• Action item: From the excerpt on Jesus overthrowing the evil one, can you output the passage word for word, starting with "Jesus came to" and going on through "destroyed is death."?
(Excerpt Opens)
Jesus came to overthrow the evil one and liberate his prisoners.

  • Luke 11:21-22. Jesus says: "But if I am casting out demons by the power of God, then the Kingdom of God has arrived among you. For when a strong man like Satan is fully armed and guards his palace, his possessions are safe—until someone even stronger attacks and overpowers him, strips him of his weapons, and carries off his belongings."
  • Acts 10:38. And you know that God anointed Jesus of Nazareth with the Holy Spirit and with power. Then Jesus went around doing good and healing all who were oppressed by the devil, for God was with him.
  • 1 Cor 15:24-26. After that the end will come, when he [Jesus] will turn the Kingdom over to God the Father, having destroyed every ruler and authority and power. For Christ must reign until he humbles all his enemies beneath his feet. And the last enemy to be destroyed is death.
(Excerpt Closes)
(Data supplied Opens)
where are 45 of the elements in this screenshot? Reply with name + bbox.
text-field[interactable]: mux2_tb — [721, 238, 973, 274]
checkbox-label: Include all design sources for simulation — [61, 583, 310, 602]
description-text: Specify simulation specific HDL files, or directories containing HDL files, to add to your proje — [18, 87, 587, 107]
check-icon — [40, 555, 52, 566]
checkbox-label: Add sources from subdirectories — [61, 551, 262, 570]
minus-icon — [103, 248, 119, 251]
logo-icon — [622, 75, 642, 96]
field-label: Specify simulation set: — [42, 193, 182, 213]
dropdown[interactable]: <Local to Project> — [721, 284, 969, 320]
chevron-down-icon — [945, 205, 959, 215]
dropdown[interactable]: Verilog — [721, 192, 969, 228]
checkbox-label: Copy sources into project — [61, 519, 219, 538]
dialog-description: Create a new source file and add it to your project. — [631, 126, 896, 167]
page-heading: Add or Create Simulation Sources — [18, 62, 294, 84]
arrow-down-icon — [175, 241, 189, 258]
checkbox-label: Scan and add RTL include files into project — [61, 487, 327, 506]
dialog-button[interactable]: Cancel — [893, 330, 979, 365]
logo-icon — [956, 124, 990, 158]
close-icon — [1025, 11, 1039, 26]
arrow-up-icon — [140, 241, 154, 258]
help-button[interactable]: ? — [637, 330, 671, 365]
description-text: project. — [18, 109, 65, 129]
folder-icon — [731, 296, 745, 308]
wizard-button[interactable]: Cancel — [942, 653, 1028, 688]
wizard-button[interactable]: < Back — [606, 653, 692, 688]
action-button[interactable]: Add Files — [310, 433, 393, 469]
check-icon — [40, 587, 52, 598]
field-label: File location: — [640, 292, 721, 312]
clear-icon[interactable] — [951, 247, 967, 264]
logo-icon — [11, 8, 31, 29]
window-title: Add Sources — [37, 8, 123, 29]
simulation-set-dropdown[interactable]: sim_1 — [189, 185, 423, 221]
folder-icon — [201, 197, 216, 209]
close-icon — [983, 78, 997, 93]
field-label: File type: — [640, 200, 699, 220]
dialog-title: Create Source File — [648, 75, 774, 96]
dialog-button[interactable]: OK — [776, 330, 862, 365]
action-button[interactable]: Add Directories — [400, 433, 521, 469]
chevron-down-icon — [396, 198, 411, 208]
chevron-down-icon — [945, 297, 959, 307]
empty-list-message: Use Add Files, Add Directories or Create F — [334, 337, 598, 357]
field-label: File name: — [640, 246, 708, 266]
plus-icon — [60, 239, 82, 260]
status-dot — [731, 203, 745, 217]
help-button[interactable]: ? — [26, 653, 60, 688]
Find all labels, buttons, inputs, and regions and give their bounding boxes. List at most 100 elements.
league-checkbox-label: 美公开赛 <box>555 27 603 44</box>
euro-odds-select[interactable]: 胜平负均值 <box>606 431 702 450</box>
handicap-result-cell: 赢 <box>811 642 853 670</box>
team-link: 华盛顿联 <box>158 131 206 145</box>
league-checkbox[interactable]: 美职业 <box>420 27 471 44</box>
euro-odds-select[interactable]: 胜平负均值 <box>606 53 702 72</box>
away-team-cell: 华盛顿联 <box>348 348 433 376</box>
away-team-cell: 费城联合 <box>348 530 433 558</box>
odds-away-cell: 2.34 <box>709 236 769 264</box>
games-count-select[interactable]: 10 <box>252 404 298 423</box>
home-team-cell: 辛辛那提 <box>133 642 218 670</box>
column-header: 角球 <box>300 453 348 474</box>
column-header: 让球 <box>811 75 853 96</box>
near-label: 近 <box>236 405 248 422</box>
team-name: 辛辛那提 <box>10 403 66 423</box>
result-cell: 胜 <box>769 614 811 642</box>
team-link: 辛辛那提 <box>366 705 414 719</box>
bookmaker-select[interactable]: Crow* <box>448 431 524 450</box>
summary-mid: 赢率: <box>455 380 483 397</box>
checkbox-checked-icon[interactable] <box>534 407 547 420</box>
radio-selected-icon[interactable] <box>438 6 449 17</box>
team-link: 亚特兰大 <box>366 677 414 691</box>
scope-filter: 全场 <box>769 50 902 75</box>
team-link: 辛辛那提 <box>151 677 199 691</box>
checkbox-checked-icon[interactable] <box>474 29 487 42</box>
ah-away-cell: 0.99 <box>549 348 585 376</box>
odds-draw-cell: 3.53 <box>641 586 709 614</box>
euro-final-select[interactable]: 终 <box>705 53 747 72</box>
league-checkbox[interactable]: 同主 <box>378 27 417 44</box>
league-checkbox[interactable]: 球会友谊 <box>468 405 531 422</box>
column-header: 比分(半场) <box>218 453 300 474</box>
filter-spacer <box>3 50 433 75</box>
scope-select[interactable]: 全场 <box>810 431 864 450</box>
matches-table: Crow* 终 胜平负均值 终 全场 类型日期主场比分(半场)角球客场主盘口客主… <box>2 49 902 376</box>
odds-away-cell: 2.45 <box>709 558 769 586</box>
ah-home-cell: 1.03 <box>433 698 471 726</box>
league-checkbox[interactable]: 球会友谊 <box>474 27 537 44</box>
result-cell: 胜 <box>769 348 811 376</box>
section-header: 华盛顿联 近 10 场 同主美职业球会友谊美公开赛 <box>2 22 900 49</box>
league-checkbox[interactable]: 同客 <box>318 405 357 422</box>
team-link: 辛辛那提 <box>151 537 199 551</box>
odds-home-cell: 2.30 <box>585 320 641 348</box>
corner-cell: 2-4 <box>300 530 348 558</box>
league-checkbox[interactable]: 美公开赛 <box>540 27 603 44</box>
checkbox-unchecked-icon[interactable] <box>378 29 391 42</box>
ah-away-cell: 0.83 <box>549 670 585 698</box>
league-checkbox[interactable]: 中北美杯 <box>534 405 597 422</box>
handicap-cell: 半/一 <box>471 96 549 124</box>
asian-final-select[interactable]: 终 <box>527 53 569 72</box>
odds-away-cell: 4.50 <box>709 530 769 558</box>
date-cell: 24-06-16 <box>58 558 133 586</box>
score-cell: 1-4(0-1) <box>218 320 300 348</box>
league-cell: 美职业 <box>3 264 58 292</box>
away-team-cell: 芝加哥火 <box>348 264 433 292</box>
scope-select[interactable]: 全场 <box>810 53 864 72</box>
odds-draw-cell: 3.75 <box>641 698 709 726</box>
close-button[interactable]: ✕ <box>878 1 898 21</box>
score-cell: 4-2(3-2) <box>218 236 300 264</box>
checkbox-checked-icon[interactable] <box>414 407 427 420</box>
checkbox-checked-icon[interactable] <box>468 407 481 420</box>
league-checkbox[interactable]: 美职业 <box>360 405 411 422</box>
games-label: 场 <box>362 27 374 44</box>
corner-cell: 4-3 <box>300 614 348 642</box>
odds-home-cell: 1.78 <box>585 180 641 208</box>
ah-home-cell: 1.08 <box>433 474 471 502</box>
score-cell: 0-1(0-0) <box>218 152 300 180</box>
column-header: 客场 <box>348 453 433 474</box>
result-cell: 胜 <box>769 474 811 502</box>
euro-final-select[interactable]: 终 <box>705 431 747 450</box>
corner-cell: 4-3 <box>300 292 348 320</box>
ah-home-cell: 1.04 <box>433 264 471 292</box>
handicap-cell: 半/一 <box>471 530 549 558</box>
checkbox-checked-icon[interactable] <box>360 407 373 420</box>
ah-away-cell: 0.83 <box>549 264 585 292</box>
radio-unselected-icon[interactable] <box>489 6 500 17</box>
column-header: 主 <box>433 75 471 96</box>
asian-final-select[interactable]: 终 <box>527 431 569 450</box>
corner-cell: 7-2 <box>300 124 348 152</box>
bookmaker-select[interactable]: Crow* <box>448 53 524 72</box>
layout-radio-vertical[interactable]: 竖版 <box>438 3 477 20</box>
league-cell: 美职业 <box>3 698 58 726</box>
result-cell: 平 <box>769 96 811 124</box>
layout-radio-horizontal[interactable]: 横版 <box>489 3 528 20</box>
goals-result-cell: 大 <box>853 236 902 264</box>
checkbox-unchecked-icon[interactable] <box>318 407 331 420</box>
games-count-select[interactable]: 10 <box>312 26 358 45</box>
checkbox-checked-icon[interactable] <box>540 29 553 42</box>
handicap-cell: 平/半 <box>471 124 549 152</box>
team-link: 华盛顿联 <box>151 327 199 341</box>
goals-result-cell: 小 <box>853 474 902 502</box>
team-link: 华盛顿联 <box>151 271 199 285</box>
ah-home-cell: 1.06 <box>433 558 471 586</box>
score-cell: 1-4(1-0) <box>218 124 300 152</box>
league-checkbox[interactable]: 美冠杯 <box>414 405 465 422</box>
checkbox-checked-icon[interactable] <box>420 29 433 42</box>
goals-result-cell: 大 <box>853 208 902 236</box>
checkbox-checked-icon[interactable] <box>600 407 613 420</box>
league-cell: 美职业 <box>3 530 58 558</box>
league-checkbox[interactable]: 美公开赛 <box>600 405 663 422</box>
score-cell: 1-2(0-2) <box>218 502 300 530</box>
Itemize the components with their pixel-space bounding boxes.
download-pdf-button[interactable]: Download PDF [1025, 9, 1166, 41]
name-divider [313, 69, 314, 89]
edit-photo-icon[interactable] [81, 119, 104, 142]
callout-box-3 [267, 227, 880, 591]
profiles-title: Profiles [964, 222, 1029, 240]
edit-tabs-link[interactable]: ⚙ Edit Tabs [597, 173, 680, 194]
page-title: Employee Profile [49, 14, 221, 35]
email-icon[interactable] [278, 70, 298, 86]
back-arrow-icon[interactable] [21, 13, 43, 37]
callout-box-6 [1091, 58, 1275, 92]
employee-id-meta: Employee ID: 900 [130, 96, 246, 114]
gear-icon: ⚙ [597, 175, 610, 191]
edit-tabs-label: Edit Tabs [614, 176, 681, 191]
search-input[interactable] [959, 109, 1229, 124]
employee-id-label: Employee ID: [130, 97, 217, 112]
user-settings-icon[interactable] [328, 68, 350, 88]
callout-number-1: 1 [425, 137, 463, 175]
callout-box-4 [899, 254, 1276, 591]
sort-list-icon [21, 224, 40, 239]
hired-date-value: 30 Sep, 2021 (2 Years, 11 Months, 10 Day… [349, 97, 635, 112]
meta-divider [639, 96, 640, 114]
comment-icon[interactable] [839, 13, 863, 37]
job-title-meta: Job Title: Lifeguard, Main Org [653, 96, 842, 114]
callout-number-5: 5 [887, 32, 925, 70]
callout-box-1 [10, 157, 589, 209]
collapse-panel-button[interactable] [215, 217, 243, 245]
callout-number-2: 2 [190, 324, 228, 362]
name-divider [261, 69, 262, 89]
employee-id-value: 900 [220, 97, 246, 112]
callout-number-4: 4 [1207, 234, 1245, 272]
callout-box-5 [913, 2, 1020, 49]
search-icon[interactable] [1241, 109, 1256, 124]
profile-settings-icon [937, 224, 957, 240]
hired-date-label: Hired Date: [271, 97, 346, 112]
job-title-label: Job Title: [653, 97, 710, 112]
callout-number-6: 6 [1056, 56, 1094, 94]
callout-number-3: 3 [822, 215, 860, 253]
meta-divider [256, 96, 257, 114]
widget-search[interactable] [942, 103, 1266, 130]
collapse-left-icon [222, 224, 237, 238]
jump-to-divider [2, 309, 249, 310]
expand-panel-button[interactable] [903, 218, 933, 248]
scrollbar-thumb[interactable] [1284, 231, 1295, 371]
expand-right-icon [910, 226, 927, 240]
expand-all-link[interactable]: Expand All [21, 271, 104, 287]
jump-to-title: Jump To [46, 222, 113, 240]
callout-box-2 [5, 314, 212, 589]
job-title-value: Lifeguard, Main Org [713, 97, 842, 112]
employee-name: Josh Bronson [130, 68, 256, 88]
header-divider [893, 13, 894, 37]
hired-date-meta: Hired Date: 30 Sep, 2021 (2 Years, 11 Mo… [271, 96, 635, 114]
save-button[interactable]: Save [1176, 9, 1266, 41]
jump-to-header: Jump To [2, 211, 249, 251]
(Data supplied Closes)
• Answer section:
Jesus came to overthrow the evil one and liberate his prisoners.

  • Luke 11:21-22. Jesus says: "But if I am casting out demons by the power of God, then the Kingdom of God has arrived among you. For when a strong man like Satan is fully armed and guards his palace, his possessions are safe—until someone even stronger attacks and overpowers him, strips him of his weapons, and carries off his belongings."
  • Acts 10:38. And you know that God anointed Jesus of Nazareth with the Holy Spirit and with power. Then Jesus went around doing good and healing all who were oppressed by the devil, for God was with him.
  • 1 Cor 15:24-26. After that the end will come, when he [Jesus] will turn the Kingdom over to God the Father, having destroyed every ruler and authority and power. For Christ must reign until he humbles all his enemies beneath his feet. And the last enemy to be destroyed is death.